Below are the records; extract from them the line containing "Give me the JSON representation of this screenshot's" to the line containing "What's the underlying", both lines included, exactly and with no pictures.

Figure record extracts
# # # # # # #
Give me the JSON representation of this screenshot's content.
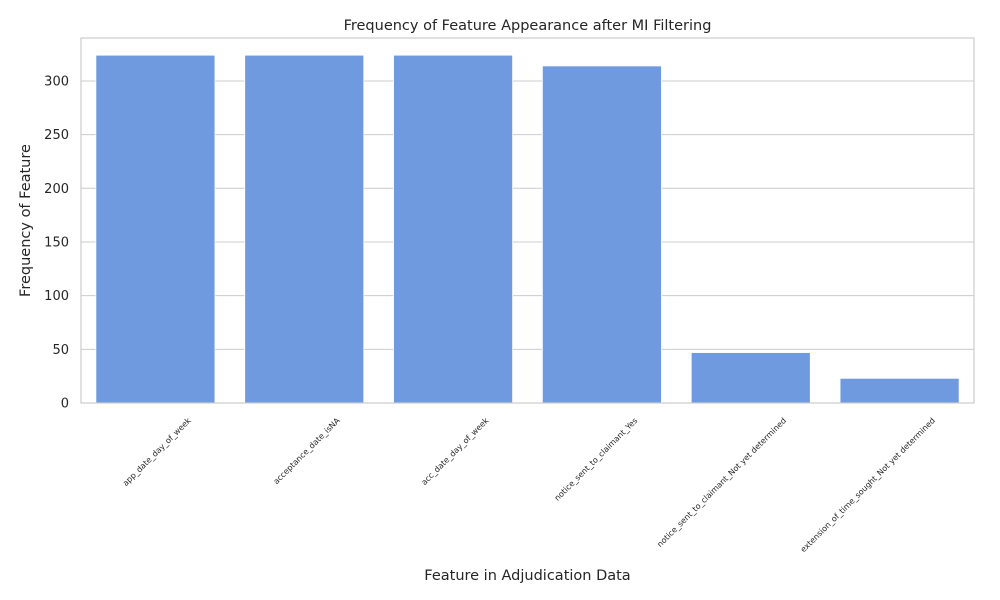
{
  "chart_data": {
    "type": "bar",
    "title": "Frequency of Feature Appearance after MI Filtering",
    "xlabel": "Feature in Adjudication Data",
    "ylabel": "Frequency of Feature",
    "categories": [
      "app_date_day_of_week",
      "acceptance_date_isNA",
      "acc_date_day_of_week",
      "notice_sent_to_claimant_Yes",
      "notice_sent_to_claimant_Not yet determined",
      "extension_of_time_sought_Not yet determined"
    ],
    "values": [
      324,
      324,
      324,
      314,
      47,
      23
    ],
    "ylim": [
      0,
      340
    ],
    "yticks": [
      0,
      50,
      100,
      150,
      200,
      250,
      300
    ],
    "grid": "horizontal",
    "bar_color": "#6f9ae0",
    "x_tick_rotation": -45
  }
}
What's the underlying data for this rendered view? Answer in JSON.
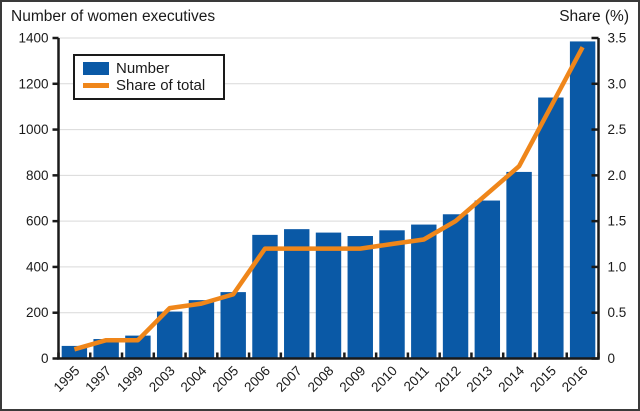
# # # # # # #
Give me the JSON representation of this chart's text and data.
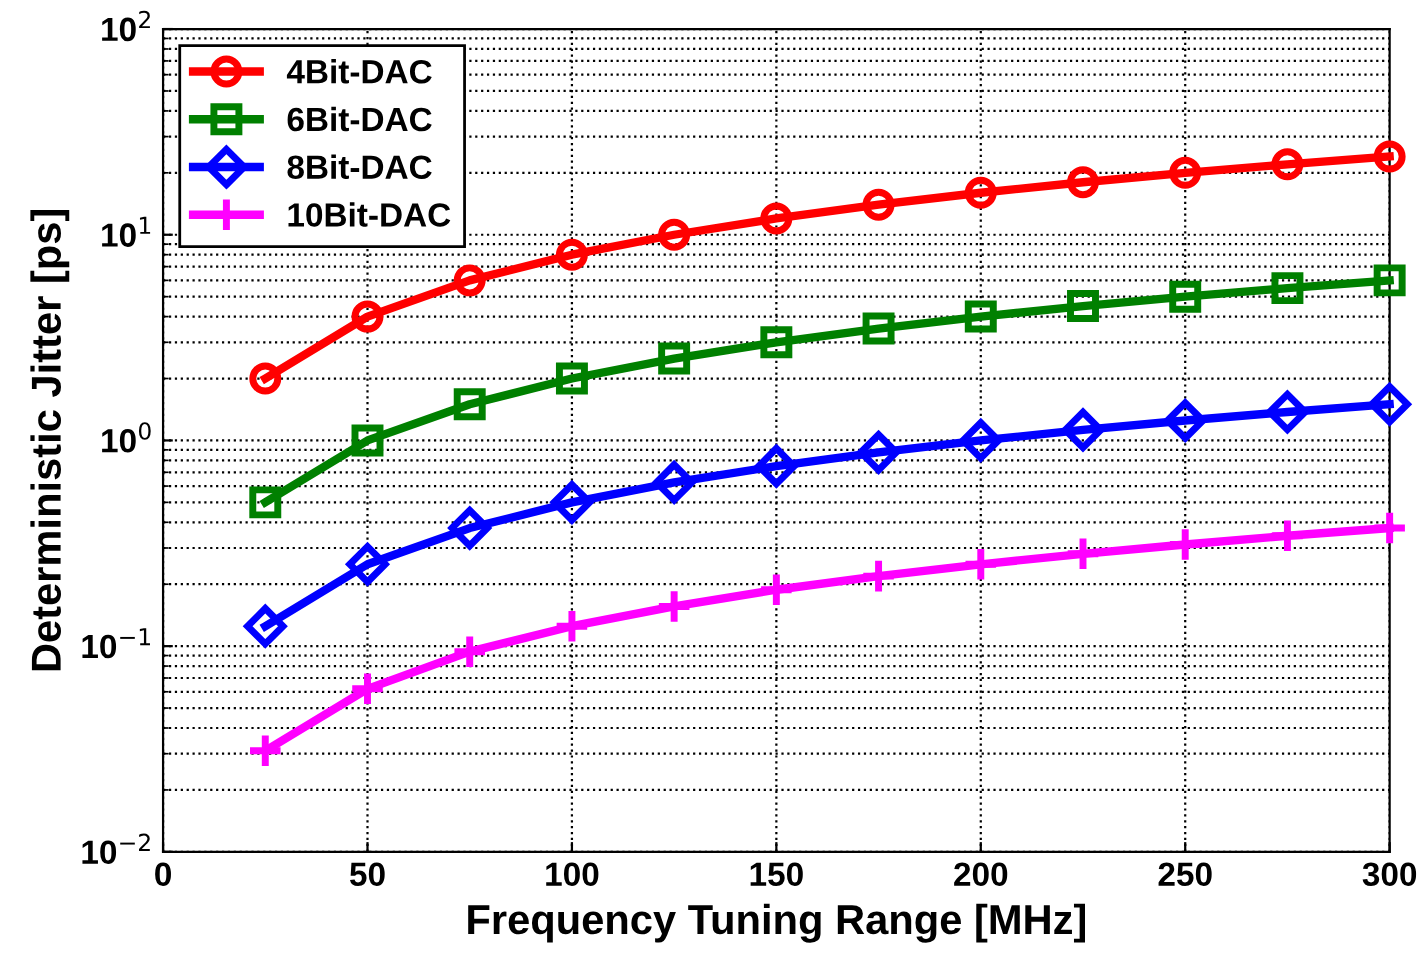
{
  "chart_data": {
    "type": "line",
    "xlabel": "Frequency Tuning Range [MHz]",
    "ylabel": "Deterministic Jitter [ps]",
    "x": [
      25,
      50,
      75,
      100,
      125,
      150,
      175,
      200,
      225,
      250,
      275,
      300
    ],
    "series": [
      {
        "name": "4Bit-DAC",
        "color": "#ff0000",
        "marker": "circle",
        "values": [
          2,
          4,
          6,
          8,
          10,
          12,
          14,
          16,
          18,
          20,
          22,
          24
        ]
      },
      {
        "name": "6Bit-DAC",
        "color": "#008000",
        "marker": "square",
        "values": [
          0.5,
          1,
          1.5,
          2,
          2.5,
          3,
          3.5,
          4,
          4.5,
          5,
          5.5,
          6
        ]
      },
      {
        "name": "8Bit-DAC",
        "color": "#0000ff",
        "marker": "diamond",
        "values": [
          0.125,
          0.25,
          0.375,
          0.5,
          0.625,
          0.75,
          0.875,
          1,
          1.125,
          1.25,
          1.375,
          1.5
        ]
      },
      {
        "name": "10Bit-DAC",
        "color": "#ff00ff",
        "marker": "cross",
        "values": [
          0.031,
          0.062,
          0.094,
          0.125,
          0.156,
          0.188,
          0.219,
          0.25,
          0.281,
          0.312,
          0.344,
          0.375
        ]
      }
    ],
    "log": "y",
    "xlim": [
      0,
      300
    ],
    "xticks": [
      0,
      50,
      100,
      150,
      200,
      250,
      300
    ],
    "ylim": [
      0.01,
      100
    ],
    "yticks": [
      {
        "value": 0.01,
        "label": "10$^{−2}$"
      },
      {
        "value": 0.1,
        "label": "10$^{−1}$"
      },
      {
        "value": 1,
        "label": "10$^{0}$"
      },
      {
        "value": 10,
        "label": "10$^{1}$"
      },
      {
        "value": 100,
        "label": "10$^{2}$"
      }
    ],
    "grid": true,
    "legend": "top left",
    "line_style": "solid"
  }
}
# # # # # # #
- Task output -
Give me the JSON representation of this screenshot's content.
{
  "chart_data": {
    "type": "bar",
    "title": "Frequency of Feature Appearance after MI Filtering",
    "xlabel": "Feature in Adjudication Data",
    "ylabel": "Frequency of Feature",
    "categories": [
      "app_date_day_of_week",
      "acceptance_date_isNA",
      "acc_date_day_of_week",
      "notice_sent_to_claimant_Yes",
      "notice_sent_to_claimant_Not yet determined",
      "extension_of_time_sought_Not yet determined"
    ],
    "values": [
      324,
      324,
      324,
      314,
      47,
      23
    ],
    "ylim": [
      0,
      340
    ],
    "yticks": [
      0,
      50,
      100,
      150,
      200,
      250,
      300
    ],
    "grid": "horizontal",
    "bar_color": "#6f9ae0",
    "x_tick_rotation": -45
  }
}
What's the underlying data for this rendered view? Answer in JSON.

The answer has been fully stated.